## begin
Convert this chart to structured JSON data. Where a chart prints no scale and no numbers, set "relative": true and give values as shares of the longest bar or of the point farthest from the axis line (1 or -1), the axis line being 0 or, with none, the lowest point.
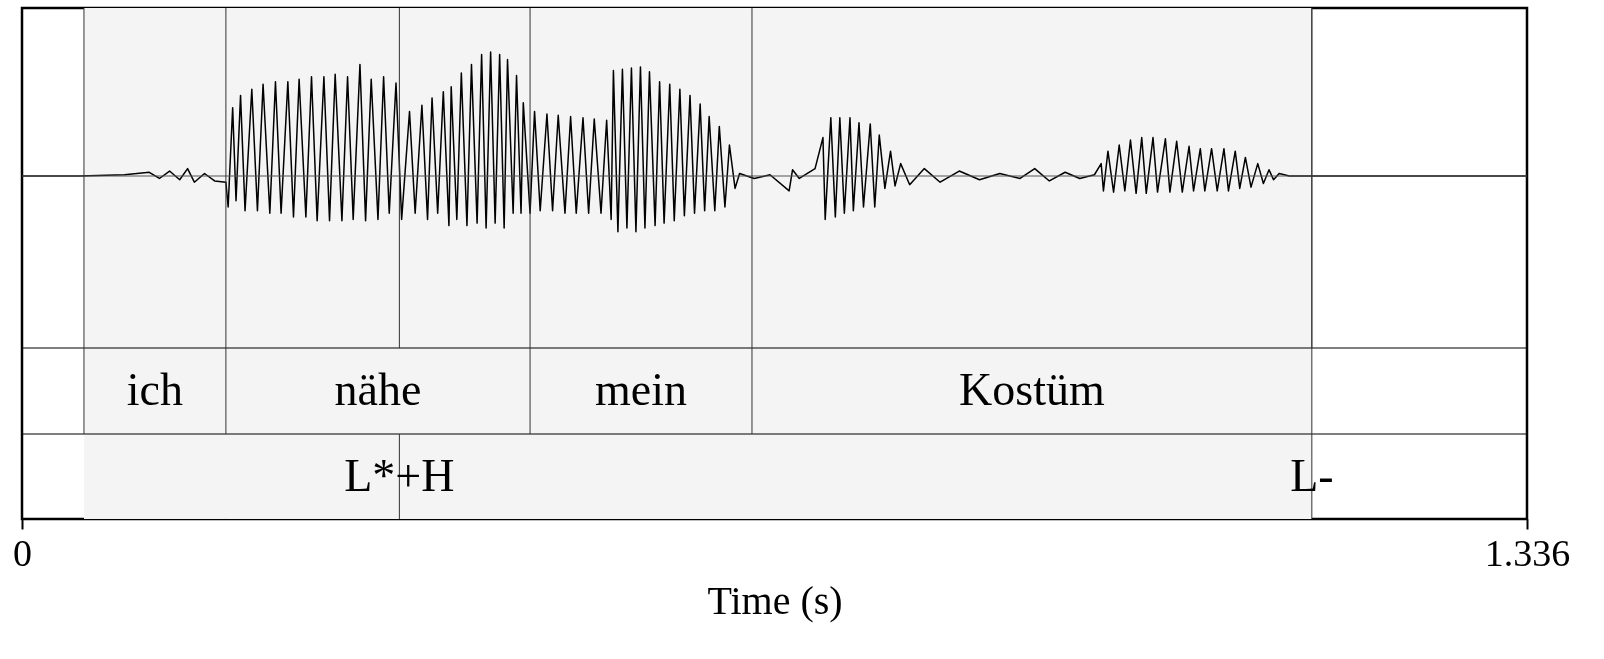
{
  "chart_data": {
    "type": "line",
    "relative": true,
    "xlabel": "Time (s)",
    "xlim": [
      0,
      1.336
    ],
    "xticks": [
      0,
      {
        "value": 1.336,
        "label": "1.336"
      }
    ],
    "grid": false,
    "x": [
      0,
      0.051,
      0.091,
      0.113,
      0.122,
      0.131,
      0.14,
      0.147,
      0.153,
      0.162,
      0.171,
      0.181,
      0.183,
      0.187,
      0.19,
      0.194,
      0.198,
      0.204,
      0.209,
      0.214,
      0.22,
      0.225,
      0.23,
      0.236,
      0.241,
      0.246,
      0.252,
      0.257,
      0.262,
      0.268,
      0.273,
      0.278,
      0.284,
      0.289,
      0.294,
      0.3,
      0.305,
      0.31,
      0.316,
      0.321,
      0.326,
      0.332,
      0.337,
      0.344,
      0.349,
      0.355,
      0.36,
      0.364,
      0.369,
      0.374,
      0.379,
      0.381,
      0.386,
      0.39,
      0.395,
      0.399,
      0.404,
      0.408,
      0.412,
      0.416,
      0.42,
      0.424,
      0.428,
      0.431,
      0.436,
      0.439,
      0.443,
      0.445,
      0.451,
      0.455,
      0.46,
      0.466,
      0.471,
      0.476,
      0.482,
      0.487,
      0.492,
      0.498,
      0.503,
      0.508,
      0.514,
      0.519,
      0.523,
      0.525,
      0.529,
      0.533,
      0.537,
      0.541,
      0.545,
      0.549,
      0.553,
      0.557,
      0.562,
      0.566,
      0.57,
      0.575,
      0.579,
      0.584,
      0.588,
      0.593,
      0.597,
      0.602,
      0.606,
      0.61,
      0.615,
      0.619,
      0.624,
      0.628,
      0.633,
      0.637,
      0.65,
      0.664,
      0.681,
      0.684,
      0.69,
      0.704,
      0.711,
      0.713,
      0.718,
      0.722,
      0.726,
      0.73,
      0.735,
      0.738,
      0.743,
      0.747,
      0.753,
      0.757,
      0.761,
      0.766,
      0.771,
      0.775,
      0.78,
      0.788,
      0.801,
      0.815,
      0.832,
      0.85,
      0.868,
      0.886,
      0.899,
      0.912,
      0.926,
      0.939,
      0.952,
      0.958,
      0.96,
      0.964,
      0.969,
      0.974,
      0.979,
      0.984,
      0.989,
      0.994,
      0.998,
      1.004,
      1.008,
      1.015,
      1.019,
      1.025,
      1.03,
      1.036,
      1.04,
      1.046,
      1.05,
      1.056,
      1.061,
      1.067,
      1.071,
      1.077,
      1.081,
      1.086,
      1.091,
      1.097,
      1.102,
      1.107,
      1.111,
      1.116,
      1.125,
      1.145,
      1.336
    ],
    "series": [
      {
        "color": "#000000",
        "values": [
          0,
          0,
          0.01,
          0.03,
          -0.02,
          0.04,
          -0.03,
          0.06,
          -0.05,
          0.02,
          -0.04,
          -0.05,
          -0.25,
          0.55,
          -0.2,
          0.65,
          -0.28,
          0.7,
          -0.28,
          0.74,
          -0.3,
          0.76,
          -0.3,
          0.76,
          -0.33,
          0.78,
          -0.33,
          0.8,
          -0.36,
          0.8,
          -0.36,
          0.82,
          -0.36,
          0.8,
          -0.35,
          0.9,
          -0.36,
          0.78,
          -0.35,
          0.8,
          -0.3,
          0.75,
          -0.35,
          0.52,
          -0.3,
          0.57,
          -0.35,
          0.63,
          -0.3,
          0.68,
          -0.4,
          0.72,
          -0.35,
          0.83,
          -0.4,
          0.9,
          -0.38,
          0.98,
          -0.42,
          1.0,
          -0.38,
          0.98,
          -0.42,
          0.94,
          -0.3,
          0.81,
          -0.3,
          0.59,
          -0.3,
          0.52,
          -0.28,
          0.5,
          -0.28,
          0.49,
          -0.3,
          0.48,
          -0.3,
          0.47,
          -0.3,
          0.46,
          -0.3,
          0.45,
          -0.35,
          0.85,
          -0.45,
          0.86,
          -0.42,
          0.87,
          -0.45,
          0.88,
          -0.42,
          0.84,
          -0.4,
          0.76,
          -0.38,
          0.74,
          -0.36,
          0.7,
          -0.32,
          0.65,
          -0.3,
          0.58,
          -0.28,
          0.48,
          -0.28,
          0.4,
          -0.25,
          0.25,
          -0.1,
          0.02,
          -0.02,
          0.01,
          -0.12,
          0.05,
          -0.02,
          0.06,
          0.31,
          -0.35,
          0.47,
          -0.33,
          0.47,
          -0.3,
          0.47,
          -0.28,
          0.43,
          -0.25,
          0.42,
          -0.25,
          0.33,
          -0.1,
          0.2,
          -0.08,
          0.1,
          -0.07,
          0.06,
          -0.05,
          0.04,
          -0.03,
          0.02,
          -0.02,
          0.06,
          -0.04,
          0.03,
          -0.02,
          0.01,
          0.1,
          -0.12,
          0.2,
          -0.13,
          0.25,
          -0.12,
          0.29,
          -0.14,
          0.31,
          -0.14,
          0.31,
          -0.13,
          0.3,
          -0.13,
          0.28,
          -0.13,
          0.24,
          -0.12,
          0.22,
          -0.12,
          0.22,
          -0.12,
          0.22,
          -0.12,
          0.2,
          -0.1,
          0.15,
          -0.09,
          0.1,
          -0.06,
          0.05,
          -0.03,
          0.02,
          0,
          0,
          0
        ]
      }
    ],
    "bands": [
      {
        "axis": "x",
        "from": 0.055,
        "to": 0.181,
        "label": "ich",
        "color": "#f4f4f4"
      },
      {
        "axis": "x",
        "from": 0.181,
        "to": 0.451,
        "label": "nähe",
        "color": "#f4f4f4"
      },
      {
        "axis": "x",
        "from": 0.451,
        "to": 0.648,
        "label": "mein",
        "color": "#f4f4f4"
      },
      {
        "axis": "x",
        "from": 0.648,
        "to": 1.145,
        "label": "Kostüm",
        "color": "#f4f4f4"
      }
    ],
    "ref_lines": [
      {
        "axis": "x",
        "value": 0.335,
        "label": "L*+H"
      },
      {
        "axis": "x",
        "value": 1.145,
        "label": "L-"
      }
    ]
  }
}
## end
## DIRECTIVE
Set down the lines of the records above exactly, apart from the pictures.

## EXERCISE SOLUTION
Convert this chart to structured JSON data. Where a chart prints no scale and no numbers, set "relative": true and give values as shares of the longest bar or of the point farthest from the axis line (1 or -1), the axis line being 0 or, with none, the lowest point.
{
  "chart_data": {
    "type": "line",
    "relative": true,
    "xlabel": "Time (s)",
    "xlim": [
      0,
      1.336
    ],
    "xticks": [
      0,
      {
        "value": 1.336,
        "label": "1.336"
      }
    ],
    "grid": false,
    "x": [
      0,
      0.051,
      0.091,
      0.113,
      0.122,
      0.131,
      0.14,
      0.147,
      0.153,
      0.162,
      0.171,
      0.181,
      0.183,
      0.187,
      0.19,
      0.194,
      0.198,
      0.204,
      0.209,
      0.214,
      0.22,
      0.225,
      0.23,
      0.236,
      0.241,
      0.246,
      0.252,
      0.257,
      0.262,
      0.268,
      0.273,
      0.278,
      0.284,
      0.289,
      0.294,
      0.3,
      0.305,
      0.31,
      0.316,
      0.321,
      0.326,
      0.332,
      0.337,
      0.344,
      0.349,
      0.355,
      0.36,
      0.364,
      0.369,
      0.374,
      0.379,
      0.381,
      0.386,
      0.39,
      0.395,
      0.399,
      0.404,
      0.408,
      0.412,
      0.416,
      0.42,
      0.424,
      0.428,
      0.431,
      0.436,
      0.439,
      0.443,
      0.445,
      0.451,
      0.455,
      0.46,
      0.466,
      0.471,
      0.476,
      0.482,
      0.487,
      0.492,
      0.498,
      0.503,
      0.508,
      0.514,
      0.519,
      0.523,
      0.525,
      0.529,
      0.533,
      0.537,
      0.541,
      0.545,
      0.549,
      0.553,
      0.557,
      0.562,
      0.566,
      0.57,
      0.575,
      0.579,
      0.584,
      0.588,
      0.593,
      0.597,
      0.602,
      0.606,
      0.61,
      0.615,
      0.619,
      0.624,
      0.628,
      0.633,
      0.637,
      0.65,
      0.664,
      0.681,
      0.684,
      0.69,
      0.704,
      0.711,
      0.713,
      0.718,
      0.722,
      0.726,
      0.73,
      0.735,
      0.738,
      0.743,
      0.747,
      0.753,
      0.757,
      0.761,
      0.766,
      0.771,
      0.775,
      0.78,
      0.788,
      0.801,
      0.815,
      0.832,
      0.85,
      0.868,
      0.886,
      0.899,
      0.912,
      0.926,
      0.939,
      0.952,
      0.958,
      0.96,
      0.964,
      0.969,
      0.974,
      0.979,
      0.984,
      0.989,
      0.994,
      0.998,
      1.004,
      1.008,
      1.015,
      1.019,
      1.025,
      1.03,
      1.036,
      1.04,
      1.046,
      1.05,
      1.056,
      1.061,
      1.067,
      1.071,
      1.077,
      1.081,
      1.086,
      1.091,
      1.097,
      1.102,
      1.107,
      1.111,
      1.116,
      1.125,
      1.145,
      1.336
    ],
    "series": [
      {
        "color": "#000000",
        "values": [
          0,
          0,
          0.01,
          0.03,
          -0.02,
          0.04,
          -0.03,
          0.06,
          -0.05,
          0.02,
          -0.04,
          -0.05,
          -0.25,
          0.55,
          -0.2,
          0.65,
          -0.28,
          0.7,
          -0.28,
          0.74,
          -0.3,
          0.76,
          -0.3,
          0.76,
          -0.33,
          0.78,
          -0.33,
          0.8,
          -0.36,
          0.8,
          -0.36,
          0.82,
          -0.36,
          0.8,
          -0.35,
          0.9,
          -0.36,
          0.78,
          -0.35,
          0.8,
          -0.3,
          0.75,
          -0.35,
          0.52,
          -0.3,
          0.57,
          -0.35,
          0.63,
          -0.3,
          0.68,
          -0.4,
          0.72,
          -0.35,
          0.83,
          -0.4,
          0.9,
          -0.38,
          0.98,
          -0.42,
          1.0,
          -0.38,
          0.98,
          -0.42,
          0.94,
          -0.3,
          0.81,
          -0.3,
          0.59,
          -0.3,
          0.52,
          -0.28,
          0.5,
          -0.28,
          0.49,
          -0.3,
          0.48,
          -0.3,
          0.47,
          -0.3,
          0.46,
          -0.3,
          0.45,
          -0.35,
          0.85,
          -0.45,
          0.86,
          -0.42,
          0.87,
          -0.45,
          0.88,
          -0.42,
          0.84,
          -0.4,
          0.76,
          -0.38,
          0.74,
          -0.36,
          0.7,
          -0.32,
          0.65,
          -0.3,
          0.58,
          -0.28,
          0.48,
          -0.28,
          0.4,
          -0.25,
          0.25,
          -0.1,
          0.02,
          -0.02,
          0.01,
          -0.12,
          0.05,
          -0.02,
          0.06,
          0.31,
          -0.35,
          0.47,
          -0.33,
          0.47,
          -0.3,
          0.47,
          -0.28,
          0.43,
          -0.25,
          0.42,
          -0.25,
          0.33,
          -0.1,
          0.2,
          -0.08,
          0.1,
          -0.07,
          0.06,
          -0.05,
          0.04,
          -0.03,
          0.02,
          -0.02,
          0.06,
          -0.04,
          0.03,
          -0.02,
          0.01,
          0.1,
          -0.12,
          0.2,
          -0.13,
          0.25,
          -0.12,
          0.29,
          -0.14,
          0.31,
          -0.14,
          0.31,
          -0.13,
          0.3,
          -0.13,
          0.28,
          -0.13,
          0.24,
          -0.12,
          0.22,
          -0.12,
          0.22,
          -0.12,
          0.22,
          -0.12,
          0.2,
          -0.1,
          0.15,
          -0.09,
          0.1,
          -0.06,
          0.05,
          -0.03,
          0.02,
          0,
          0,
          0
        ]
      }
    ],
    "bands": [
      {
        "axis": "x",
        "from": 0.055,
        "to": 0.181,
        "label": "ich",
        "color": "#f4f4f4"
      },
      {
        "axis": "x",
        "from": 0.181,
        "to": 0.451,
        "label": "nähe",
        "color": "#f4f4f4"
      },
      {
        "axis": "x",
        "from": 0.451,
        "to": 0.648,
        "label": "mein",
        "color": "#f4f4f4"
      },
      {
        "axis": "x",
        "from": 0.648,
        "to": 1.145,
        "label": "Kostüm",
        "color": "#f4f4f4"
      }
    ],
    "ref_lines": [
      {
        "axis": "x",
        "value": 0.335,
        "label": "L*+H"
      },
      {
        "axis": "x",
        "value": 1.145,
        "label": "L-"
      }
    ]
  }
}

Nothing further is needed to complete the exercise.